Sorry for Your Trouble by Richard Ford review – stories of discontent

An uneven collection about marital discord and middle-aged disappointment from one of the grand figures of contemporary American fiction

by

The final story in Richard Ford’s new collection is a tale of a marriage gone wrong – though something, we know, is salvaged from the wreckage. “Jonathan and Charlotte were divorced but had stayed friends,” “Second Language” begins. The marriage is a second attempt for both of them. Jonathan is a widower; Charlotte’s husband went off for a sailing trip and ended up making a new life without her. Confident Charlotte wasn’t too cut up; she meets Jonathan, who is pleasingly wealthy, when she’s selling him a fancy loft apartment.

INSTRUCTIONS TO FOLLOW
Set down the review of the Richard Ford collection word for word, from "An uneven collection" down to "fancy loft apartment.".

EXTRACTED DATA
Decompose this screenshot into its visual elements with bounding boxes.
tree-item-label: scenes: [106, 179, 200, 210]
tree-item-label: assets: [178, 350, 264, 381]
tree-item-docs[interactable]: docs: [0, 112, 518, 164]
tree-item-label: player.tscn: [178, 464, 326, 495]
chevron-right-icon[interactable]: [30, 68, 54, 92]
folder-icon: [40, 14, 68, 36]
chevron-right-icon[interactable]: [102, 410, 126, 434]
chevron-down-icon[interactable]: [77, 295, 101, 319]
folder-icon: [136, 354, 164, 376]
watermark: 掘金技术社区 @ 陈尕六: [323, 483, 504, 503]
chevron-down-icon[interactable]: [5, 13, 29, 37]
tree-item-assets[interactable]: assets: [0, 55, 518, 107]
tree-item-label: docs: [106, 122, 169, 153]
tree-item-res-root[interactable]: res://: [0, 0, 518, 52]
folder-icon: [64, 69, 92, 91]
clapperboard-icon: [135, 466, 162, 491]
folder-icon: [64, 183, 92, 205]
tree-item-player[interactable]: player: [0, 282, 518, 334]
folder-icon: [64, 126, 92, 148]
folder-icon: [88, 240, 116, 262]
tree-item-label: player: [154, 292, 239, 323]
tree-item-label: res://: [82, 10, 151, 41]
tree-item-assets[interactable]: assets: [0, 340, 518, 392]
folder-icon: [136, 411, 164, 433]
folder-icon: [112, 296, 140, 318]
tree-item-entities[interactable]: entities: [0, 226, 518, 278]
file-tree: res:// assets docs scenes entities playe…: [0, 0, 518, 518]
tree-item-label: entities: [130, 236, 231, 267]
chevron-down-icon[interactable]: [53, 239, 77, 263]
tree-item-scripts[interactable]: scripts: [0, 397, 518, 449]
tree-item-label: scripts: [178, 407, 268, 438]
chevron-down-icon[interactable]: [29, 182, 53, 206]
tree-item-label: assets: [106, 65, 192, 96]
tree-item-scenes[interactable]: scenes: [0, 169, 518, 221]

THE ANSWER
An uneven collection about marital discord and middle-aged disappointment from one of the grand figures of contemporary American fiction

by

The final story in Richard Ford’s new collection is a tale of a marriage gone wrong – though something, we know, is salvaged from the wreckage. “Jonathan and Charlotte were divorced but had stayed friends,” “Second Language” begins. The marriage is a second attempt for both of them. Jonathan is a widower; Charlotte’s husband went off for a sailing trip and ended up making a new life without her. Confident Charlotte wasn’t too cut up; she meets Jonathan, who is pleasingly wealthy, when she’s selling him a fancy loft apartment.